→ Written task:
Exclude the pictures and reproduce the remaining data exactly as written.
──────── Task material ────────
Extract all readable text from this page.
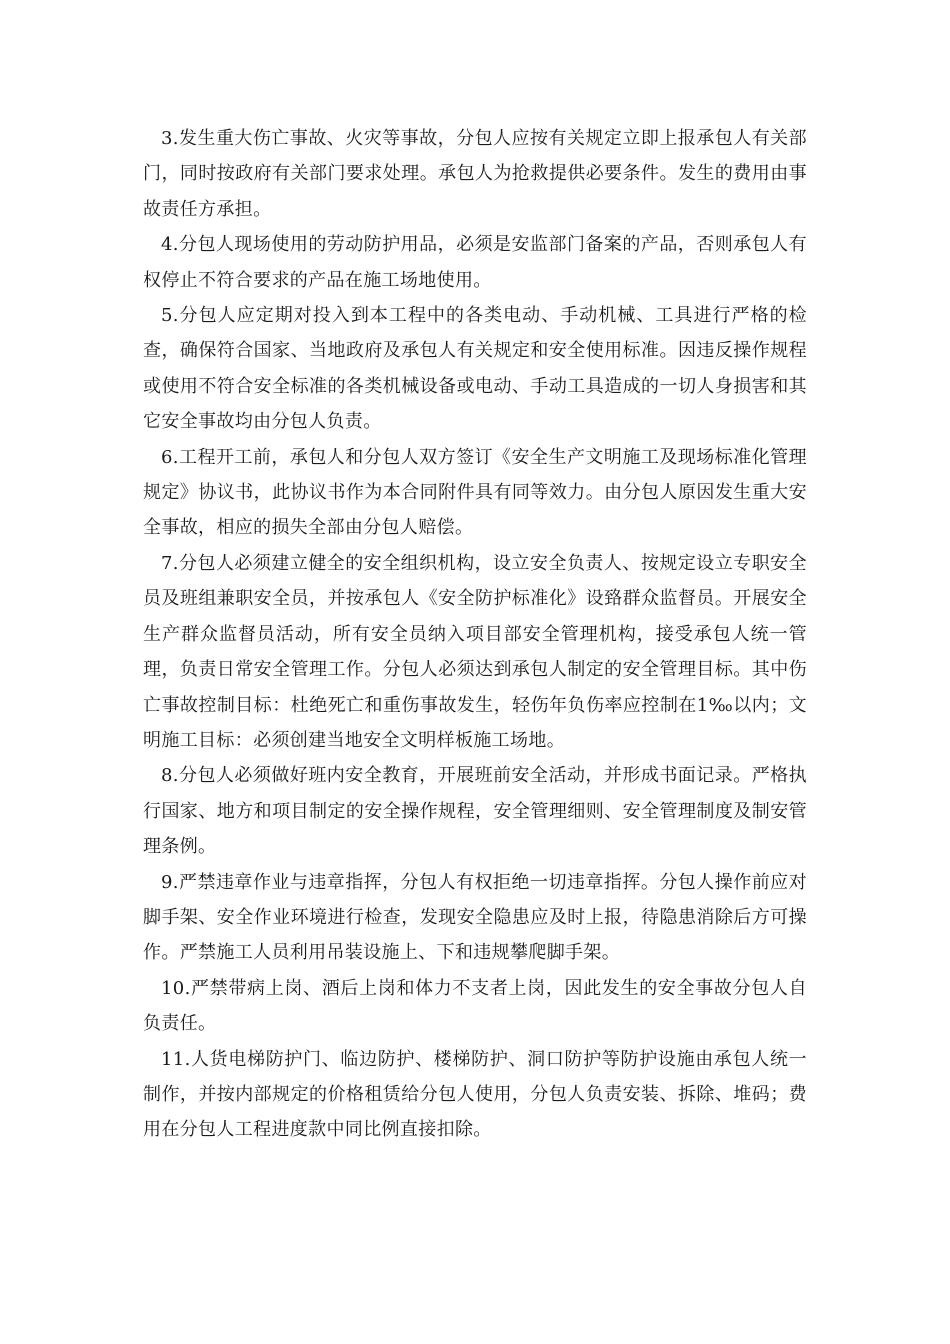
3.发生重大伤亡事故、火灾等事故，分包人应按有关规定立即上报承包人有关部门，同时按政府有关部门要求处理。承包人为抢救提供必要条件。发生的费用由事故责任方承担。

4.分包人现场使用的劳动防护用品，必须是安监部门备案的产品，否则承包人有权停止不符合要求的产品在施工场地使用。

5.分包人应定期对投入到本工程中的各类电动、手动机械、工具进行严格的检查，确保符合国家、当地政府及承包人有关规定和安全使用标准。因违反操作规程或使用不符合安全标准的各类机械设备或电动、手动工具造成的一切人身损害和其它安全事故均由分包人负责。

6.工程开工前，承包人和分包人双方签订《安全生产文明施工及现场标准化管理规定》协议书，此协议书作为本合同附件具有同等效力。由分包人原因发生重大安全事故，相应的损失全部由分包人赔偿。

7.分包人必须建立健全的安全组织机构，设立安全负责人、按规定设立专职安全员及班组兼职安全员，并按承包人《安全防护标准化》设臵群众监督员。开展安全生产群众监督员活动，所有安全员纳入项目部安全管理机构，接受承包人统一管理，负责日常安全管理工作。分包人必须达到承包人制定的安全管理目标。其中伤亡事故控制目标：杜绝死亡和重伤事故发生，轻伤年负伤率应控制在1‰以内；文明施工目标：必须创建当地安全文明样板施工场地。

8.分包人必须做好班内安全教育，开展班前安全活动，并形成书面记录。严格执行国家、地方和项目制定的安全操作规程，安全管理细则、安全管理制度及制安管理条例。

9.严禁违章作业与违章指挥，分包人有权拒绝一切违章指挥。分包人操作前应对脚手架、安全作业环境进行检查，发现安全隐患应及时上报，待隐患消除后方可操作。严禁施工人员利用吊装设施上、下和违规攀爬脚手架。

10.严禁带病上岗、酒后上岗和体力不支者上岗，因此发生的安全事故分包人自负责任。

11.人货电梯防护门、临边防护、楼梯防护、洞口防护等防护设施由承包人统一制作，并按内部规定的价格租赁给分包人使用，分包人负责安装、拆除、堆码；费用在分包人工程进度款中同比例直接扣除。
────────
→ Reply to the task:
Extract all readable text from this page.
3.发生重大伤亡事故、火灾等事故，分包人应按有关规定立即上报承包人有关部门，同时按政府有关部门要求处理。承包人为抢救提供必要条件。发生的费用由事故责任方承担。

4.分包人现场使用的劳动防护用品，必须是安监部门备案的产品，否则承包人有权停止不符合要求的产品在施工场地使用。

5.分包人应定期对投入到本工程中的各类电动、手动机械、工具进行严格的检查，确保符合国家、当地政府及承包人有关规定和安全使用标准。因违反操作规程或使用不符合安全标准的各类机械设备或电动、手动工具造成的一切人身损害和其它安全事故均由分包人负责。

6.工程开工前，承包人和分包人双方签订《安全生产文明施工及现场标准化管理规定》协议书，此协议书作为本合同附件具有同等效力。由分包人原因发生重大安全事故，相应的损失全部由分包人赔偿。

7.分包人必须建立健全的安全组织机构，设立安全负责人、按规定设立专职安全员及班组兼职安全员，并按承包人《安全防护标准化》设臵群众监督员。开展安全生产群众监督员活动，所有安全员纳入项目部安全管理机构，接受承包人统一管理，负责日常安全管理工作。分包人必须达到承包人制定的安全管理目标。其中伤亡事故控制目标：杜绝死亡和重伤事故发生，轻伤年负伤率应控制在1‰以内；文明施工目标：必须创建当地安全文明样板施工场地。

8.分包人必须做好班内安全教育，开展班前安全活动，并形成书面记录。严格执行国家、地方和项目制定的安全操作规程，安全管理细则、安全管理制度及制安管理条例。

9.严禁违章作业与违章指挥，分包人有权拒绝一切违章指挥。分包人操作前应对脚手架、安全作业环境进行检查，发现安全隐患应及时上报，待隐患消除后方可操作。严禁施工人员利用吊装设施上、下和违规攀爬脚手架。

10.严禁带病上岗、酒后上岗和体力不支者上岗，因此发生的安全事故分包人自负责任。

11.人货电梯防护门、临边防护、楼梯防护、洞口防护等防护设施由承包人统一制作，并按内部规定的价格租赁给分包人使用，分包人负责安装、拆除、堆码；费用在分包人工程进度款中同比例直接扣除。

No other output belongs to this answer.